──────── SOURCE MATERIAL ────────
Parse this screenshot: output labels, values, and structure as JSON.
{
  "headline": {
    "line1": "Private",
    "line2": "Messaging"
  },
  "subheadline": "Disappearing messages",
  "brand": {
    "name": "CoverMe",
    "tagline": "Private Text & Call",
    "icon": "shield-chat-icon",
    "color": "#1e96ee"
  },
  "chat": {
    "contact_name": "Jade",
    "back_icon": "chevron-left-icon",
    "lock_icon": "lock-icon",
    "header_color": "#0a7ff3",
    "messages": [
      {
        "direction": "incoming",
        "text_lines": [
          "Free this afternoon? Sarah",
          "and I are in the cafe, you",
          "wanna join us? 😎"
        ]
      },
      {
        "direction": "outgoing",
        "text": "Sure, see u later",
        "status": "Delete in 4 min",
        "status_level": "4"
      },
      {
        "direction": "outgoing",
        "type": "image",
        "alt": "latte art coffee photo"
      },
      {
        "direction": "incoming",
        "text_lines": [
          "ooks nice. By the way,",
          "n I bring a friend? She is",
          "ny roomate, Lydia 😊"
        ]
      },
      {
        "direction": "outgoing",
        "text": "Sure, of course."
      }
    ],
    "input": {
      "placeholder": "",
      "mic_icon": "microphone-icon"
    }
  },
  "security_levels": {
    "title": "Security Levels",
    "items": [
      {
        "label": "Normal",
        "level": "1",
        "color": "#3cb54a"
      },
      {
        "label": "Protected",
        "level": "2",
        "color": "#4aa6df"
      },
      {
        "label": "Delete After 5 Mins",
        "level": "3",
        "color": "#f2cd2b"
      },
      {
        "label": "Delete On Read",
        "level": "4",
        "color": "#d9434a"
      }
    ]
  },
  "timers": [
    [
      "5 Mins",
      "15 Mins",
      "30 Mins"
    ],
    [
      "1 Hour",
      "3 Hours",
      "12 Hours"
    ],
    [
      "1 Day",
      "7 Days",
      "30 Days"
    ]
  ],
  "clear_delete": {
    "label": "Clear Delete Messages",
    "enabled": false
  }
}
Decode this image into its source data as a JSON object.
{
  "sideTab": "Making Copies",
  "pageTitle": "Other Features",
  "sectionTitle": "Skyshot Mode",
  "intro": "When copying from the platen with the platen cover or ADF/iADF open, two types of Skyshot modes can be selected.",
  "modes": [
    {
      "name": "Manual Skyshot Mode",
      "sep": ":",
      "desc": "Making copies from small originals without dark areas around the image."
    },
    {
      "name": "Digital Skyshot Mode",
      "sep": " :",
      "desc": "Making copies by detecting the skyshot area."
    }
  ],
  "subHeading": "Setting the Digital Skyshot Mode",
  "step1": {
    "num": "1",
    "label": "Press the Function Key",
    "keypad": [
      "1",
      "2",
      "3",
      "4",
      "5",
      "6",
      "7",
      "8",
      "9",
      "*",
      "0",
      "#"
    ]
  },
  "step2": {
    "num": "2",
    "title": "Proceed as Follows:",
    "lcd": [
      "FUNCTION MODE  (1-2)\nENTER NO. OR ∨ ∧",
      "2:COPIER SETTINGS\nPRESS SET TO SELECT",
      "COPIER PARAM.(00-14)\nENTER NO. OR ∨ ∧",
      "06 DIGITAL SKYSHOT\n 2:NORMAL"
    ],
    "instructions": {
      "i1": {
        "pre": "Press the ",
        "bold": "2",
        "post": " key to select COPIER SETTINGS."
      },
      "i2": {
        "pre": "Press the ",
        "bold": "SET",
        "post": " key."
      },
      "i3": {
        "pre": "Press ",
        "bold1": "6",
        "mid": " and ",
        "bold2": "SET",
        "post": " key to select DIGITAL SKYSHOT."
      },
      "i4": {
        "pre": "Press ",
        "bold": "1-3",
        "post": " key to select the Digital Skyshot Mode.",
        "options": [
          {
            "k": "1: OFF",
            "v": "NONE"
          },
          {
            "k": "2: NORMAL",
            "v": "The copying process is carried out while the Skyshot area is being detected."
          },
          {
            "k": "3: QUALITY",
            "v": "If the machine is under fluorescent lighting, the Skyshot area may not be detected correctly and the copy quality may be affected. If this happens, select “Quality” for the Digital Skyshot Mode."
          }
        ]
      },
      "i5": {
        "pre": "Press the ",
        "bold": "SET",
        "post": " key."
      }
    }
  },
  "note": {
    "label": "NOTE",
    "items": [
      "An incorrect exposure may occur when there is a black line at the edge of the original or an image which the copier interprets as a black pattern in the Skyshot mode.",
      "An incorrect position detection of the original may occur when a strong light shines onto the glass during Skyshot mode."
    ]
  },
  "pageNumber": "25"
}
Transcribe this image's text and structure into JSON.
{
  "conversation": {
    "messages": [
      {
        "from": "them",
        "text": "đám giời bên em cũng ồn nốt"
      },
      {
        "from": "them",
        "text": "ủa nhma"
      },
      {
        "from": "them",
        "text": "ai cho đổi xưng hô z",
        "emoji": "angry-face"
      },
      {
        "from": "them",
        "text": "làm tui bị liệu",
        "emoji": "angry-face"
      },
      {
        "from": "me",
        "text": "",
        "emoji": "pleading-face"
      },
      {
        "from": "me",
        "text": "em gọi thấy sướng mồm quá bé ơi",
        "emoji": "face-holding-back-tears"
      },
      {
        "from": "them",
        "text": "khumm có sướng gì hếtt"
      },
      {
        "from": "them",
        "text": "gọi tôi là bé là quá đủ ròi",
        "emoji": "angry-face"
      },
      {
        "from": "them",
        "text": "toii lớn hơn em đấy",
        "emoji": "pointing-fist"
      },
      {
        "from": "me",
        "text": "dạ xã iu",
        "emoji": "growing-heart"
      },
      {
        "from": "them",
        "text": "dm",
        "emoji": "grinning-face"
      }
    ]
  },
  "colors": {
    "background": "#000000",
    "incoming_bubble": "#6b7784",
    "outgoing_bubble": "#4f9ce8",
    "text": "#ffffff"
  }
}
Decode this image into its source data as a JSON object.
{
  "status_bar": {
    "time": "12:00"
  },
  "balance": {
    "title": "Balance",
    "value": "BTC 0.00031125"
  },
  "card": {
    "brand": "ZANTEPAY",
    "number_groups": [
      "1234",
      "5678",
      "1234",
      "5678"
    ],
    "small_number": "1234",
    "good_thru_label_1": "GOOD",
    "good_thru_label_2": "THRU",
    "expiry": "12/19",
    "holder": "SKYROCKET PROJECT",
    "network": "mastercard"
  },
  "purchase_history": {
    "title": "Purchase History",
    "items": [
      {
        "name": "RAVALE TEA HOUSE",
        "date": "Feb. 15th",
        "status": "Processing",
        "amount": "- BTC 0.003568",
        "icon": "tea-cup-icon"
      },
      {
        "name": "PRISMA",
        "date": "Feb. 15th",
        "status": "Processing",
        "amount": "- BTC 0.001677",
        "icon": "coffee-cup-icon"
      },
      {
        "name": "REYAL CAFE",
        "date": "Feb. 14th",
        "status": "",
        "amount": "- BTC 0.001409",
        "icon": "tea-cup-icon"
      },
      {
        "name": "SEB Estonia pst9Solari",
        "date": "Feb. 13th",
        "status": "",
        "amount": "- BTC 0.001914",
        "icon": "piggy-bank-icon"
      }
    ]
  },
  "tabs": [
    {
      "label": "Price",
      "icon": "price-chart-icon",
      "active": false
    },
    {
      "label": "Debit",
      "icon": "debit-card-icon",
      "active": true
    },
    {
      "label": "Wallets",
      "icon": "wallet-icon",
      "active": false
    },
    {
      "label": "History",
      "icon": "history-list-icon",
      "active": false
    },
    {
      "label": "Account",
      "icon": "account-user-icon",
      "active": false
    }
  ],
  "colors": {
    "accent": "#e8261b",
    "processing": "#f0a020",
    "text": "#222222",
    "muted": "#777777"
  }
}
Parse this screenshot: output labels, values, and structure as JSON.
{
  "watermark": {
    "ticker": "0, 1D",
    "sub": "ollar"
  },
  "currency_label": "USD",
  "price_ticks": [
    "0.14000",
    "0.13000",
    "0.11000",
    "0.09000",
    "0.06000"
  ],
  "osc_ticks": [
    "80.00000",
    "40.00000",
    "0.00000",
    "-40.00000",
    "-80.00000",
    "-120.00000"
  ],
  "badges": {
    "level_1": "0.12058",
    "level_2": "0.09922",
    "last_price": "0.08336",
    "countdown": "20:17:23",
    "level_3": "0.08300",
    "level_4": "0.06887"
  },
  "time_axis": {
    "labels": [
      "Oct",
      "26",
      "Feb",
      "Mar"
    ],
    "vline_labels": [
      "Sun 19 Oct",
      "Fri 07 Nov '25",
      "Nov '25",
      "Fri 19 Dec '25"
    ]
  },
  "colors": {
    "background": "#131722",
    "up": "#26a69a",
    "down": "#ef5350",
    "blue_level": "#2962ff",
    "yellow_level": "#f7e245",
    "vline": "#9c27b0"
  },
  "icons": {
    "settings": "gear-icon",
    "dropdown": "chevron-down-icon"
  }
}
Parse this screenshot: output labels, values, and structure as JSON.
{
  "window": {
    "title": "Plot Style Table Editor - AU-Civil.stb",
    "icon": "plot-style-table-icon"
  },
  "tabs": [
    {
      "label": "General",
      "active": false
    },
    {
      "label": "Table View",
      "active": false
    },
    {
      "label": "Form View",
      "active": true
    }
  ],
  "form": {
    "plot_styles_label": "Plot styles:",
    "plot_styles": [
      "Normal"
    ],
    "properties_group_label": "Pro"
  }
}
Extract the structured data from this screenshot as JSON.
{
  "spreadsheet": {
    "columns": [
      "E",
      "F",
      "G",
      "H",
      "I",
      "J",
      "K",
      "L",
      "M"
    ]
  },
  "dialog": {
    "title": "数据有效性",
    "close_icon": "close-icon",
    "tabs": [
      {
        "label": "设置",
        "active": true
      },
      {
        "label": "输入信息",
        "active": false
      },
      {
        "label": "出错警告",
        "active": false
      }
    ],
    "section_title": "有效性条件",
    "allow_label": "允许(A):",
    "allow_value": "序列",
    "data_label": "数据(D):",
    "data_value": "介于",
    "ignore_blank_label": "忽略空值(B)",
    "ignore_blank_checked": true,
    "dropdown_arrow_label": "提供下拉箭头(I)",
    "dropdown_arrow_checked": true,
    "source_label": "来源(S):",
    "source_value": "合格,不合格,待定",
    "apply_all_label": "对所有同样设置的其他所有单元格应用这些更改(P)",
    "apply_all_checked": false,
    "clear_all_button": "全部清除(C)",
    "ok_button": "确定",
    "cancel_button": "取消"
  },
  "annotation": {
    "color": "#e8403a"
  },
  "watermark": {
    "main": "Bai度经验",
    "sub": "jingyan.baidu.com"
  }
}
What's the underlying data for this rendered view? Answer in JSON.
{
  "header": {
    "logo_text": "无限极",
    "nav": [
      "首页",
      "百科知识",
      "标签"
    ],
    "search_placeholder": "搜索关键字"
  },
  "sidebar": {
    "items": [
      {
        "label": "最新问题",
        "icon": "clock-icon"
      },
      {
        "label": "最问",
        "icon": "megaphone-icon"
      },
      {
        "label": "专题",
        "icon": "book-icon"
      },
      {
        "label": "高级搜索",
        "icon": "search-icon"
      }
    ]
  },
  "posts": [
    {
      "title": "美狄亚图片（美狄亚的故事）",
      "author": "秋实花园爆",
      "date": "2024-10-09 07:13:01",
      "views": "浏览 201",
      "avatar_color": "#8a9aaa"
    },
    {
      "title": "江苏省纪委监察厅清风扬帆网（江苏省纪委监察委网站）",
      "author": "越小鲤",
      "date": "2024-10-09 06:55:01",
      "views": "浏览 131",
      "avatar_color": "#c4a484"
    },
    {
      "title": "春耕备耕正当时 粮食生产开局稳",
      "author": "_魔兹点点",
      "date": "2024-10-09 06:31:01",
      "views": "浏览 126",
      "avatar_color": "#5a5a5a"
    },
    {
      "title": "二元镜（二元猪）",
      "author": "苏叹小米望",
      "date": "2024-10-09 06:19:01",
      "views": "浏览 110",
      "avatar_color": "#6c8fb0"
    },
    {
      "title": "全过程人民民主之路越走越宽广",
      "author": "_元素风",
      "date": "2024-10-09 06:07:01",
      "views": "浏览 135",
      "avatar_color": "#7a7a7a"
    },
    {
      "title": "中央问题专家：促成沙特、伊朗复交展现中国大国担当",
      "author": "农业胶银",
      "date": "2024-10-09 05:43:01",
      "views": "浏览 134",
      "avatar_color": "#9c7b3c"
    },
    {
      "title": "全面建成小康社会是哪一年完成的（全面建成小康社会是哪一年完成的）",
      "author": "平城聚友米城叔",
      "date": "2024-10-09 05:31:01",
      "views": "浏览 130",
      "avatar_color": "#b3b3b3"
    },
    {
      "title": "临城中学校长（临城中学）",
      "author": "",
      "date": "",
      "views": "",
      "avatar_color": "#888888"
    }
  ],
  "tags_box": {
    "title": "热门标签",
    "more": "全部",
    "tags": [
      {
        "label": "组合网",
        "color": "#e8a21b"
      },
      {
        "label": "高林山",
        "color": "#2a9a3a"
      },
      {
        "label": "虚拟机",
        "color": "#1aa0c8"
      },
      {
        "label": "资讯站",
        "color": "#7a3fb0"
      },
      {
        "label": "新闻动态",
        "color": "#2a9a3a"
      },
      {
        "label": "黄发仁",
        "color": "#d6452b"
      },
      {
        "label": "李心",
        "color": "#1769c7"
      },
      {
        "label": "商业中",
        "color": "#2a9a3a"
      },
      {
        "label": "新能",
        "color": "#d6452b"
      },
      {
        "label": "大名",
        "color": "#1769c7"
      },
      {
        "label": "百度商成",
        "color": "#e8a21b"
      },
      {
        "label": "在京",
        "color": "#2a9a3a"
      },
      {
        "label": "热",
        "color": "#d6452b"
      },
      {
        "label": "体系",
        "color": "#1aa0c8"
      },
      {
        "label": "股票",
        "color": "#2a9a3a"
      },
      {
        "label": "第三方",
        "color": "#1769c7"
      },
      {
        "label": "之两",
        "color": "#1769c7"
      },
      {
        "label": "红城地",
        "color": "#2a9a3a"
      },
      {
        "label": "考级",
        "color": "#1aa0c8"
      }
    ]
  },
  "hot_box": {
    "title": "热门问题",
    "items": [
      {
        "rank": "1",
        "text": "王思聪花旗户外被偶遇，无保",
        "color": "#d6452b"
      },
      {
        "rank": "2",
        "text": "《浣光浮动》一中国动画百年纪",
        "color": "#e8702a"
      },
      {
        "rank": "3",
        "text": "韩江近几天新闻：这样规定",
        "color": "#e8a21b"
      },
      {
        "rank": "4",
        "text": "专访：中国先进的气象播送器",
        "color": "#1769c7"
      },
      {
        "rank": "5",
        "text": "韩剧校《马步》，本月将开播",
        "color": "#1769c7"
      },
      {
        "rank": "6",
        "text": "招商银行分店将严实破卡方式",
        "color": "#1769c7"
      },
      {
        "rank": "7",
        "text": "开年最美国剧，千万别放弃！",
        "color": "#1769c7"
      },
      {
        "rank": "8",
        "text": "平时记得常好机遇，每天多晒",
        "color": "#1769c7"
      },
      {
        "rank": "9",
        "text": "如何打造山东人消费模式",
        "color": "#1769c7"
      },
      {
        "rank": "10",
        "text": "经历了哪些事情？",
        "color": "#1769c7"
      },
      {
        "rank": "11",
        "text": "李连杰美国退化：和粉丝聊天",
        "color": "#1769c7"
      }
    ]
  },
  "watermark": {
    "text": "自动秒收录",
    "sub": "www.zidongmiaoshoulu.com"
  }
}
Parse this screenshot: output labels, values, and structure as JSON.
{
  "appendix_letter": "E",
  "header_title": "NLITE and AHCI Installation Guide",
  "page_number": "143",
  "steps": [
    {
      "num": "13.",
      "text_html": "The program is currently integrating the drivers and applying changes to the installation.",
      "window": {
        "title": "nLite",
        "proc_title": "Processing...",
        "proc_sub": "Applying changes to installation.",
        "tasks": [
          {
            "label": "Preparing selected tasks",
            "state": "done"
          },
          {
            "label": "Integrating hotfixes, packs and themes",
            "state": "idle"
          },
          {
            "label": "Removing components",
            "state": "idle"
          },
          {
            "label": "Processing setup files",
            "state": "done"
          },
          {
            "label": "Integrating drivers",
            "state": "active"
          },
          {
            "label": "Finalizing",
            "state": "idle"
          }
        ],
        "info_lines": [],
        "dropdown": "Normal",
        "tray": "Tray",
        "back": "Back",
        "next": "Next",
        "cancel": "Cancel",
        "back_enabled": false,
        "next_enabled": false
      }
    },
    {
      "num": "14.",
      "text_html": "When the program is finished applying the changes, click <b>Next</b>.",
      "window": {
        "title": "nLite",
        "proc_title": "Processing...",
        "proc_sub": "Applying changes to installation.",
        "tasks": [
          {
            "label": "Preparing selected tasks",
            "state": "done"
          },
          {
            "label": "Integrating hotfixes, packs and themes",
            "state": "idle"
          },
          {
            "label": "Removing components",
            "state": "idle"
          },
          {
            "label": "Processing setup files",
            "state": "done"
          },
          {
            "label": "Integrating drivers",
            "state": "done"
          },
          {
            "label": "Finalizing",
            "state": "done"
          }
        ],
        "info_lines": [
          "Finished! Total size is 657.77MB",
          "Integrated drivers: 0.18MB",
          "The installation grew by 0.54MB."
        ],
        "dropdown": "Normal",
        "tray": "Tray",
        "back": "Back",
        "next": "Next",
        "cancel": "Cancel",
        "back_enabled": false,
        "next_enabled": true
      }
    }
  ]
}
────────
**WHAT IS BEING ASKED**
Check each line of the entries above for the word "image". List the ones that have it.

**COMPLETED EXERCISE**
        "type": "image",
Decode this image into its source data as a JSON object.
      "desc": "Making copies from small originals without dark areas around the image."
      "An incorrect exposure may occur when there is a black line at the edge of the original or an image which the copier interprets as a black pattern in the Skyshot mode.",
Transcribe this image's text and structure into JSON.
Decode this image into its source data as a JSON object.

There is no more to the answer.